* _CHALLENGE_
Can you print the data exactly and leave out each image?

* _SOURCE RECORDS_
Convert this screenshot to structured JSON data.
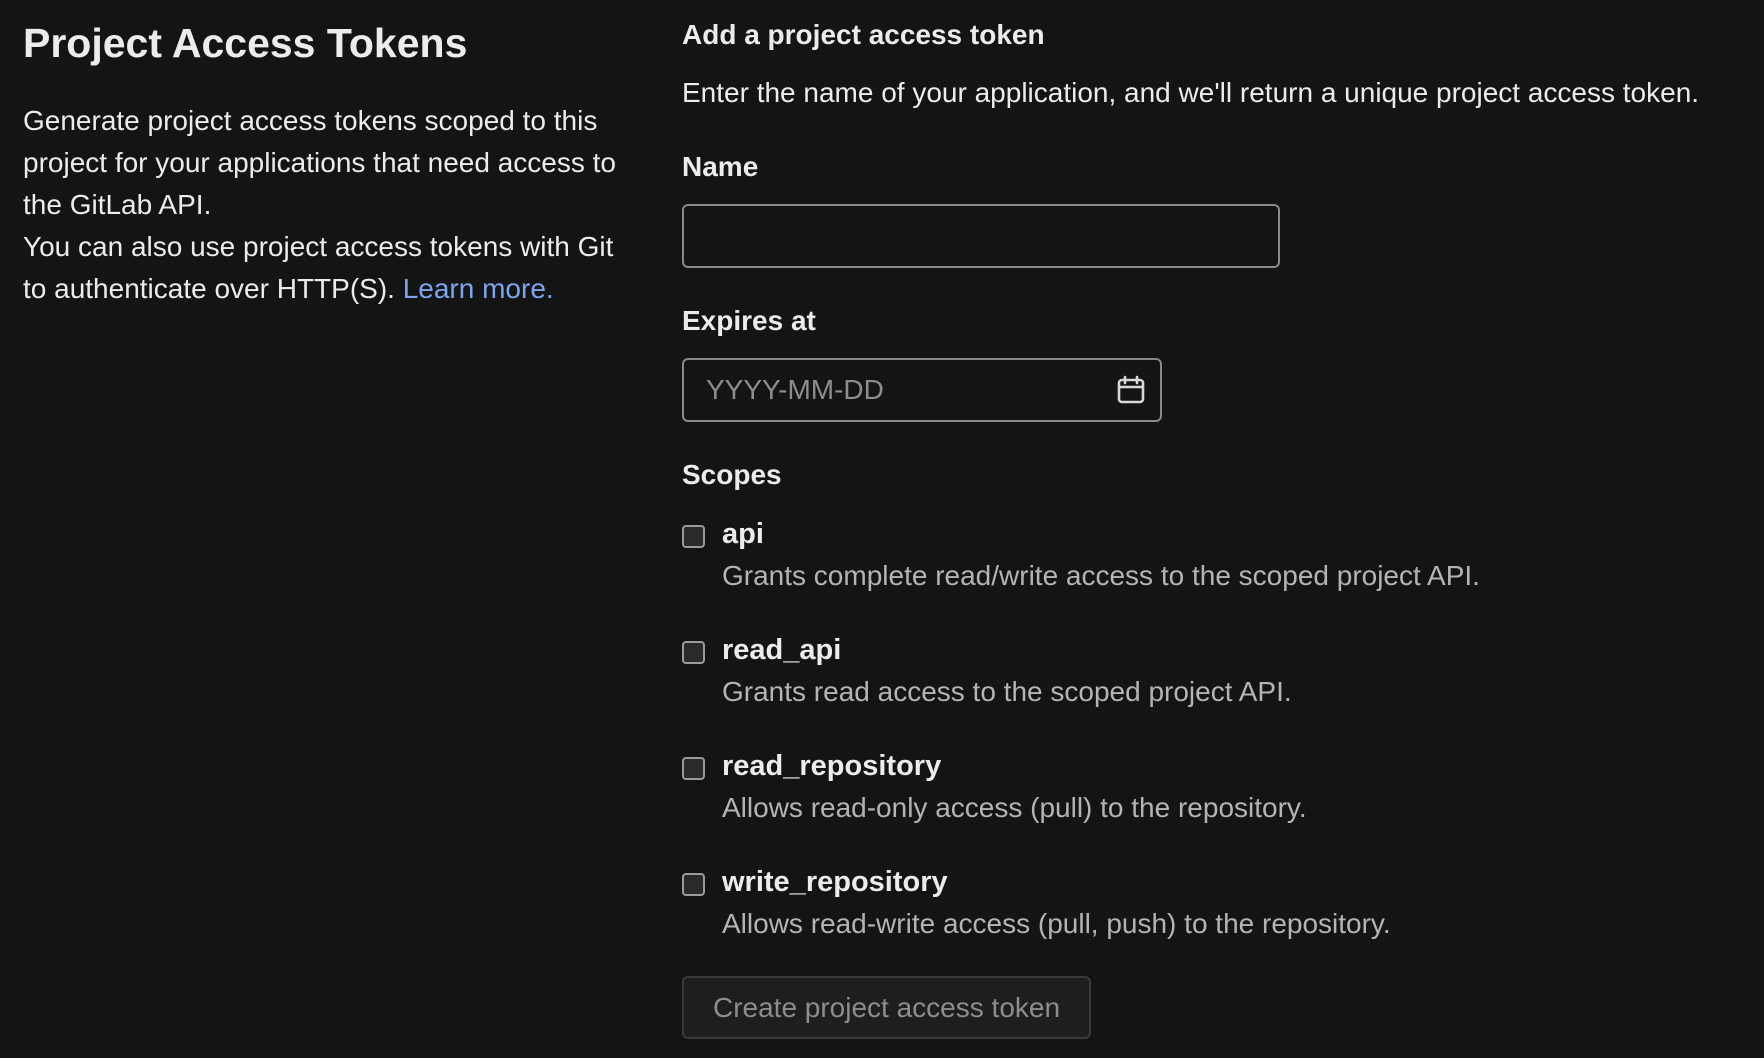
{
  "left": {
    "title": "Project Access Tokens",
    "description_1": "Generate project access tokens scoped to this project for your applications that need access to the GitLab API.",
    "description_2": "You can also use project access tokens with Git to authenticate over HTTP(S).",
    "learn_more": "Learn more."
  },
  "form": {
    "title": "Add a project access token",
    "description": "Enter the name of your application, and we'll return a unique project access token.",
    "name_label": "Name",
    "name_value": "",
    "expires_label": "Expires at",
    "expires_placeholder": "YYYY-MM-DD",
    "calendar_icon": "calendar-icon",
    "scopes_label": "Scopes",
    "scopes": [
      {
        "name": "api",
        "description": "Grants complete read/write access to the scoped project API.",
        "checked": false
      },
      {
        "name": "read_api",
        "description": "Grants read access to the scoped project API.",
        "checked": false
      },
      {
        "name": "read_repository",
        "description": "Allows read-only access (pull) to the repository.",
        "checked": false
      },
      {
        "name": "write_repository",
        "description": "Allows read-write access (pull, push) to the repository.",
        "checked": false
      }
    ],
    "submit_label": "Create project access token"
  }
}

* _ANSWER TO THIS PROBLEM_
Convert this screenshot to structured JSON data.
{
  "left": {
    "title": "Project Access Tokens",
    "description_1": "Generate project access tokens scoped to this project for your applications that need access to the GitLab API.",
    "description_2": "You can also use project access tokens with Git to authenticate over HTTP(S).",
    "learn_more": "Learn more."
  },
  "form": {
    "title": "Add a project access token",
    "description": "Enter the name of your application, and we'll return a unique project access token.",
    "name_label": "Name",
    "name_value": "",
    "expires_label": "Expires at",
    "expires_placeholder": "YYYY-MM-DD",
    "calendar_icon": "calendar-icon",
    "scopes_label": "Scopes",
    "scopes": [
      {
        "name": "api",
        "description": "Grants complete read/write access to the scoped project API.",
        "checked": false
      },
      {
        "name": "read_api",
        "description": "Grants read access to the scoped project API.",
        "checked": false
      },
      {
        "name": "read_repository",
        "description": "Allows read-only access (pull) to the repository.",
        "checked": false
      },
      {
        "name": "write_repository",
        "description": "Allows read-write access (pull, push) to the repository.",
        "checked": false
      }
    ],
    "submit_label": "Create project access token"
  }
}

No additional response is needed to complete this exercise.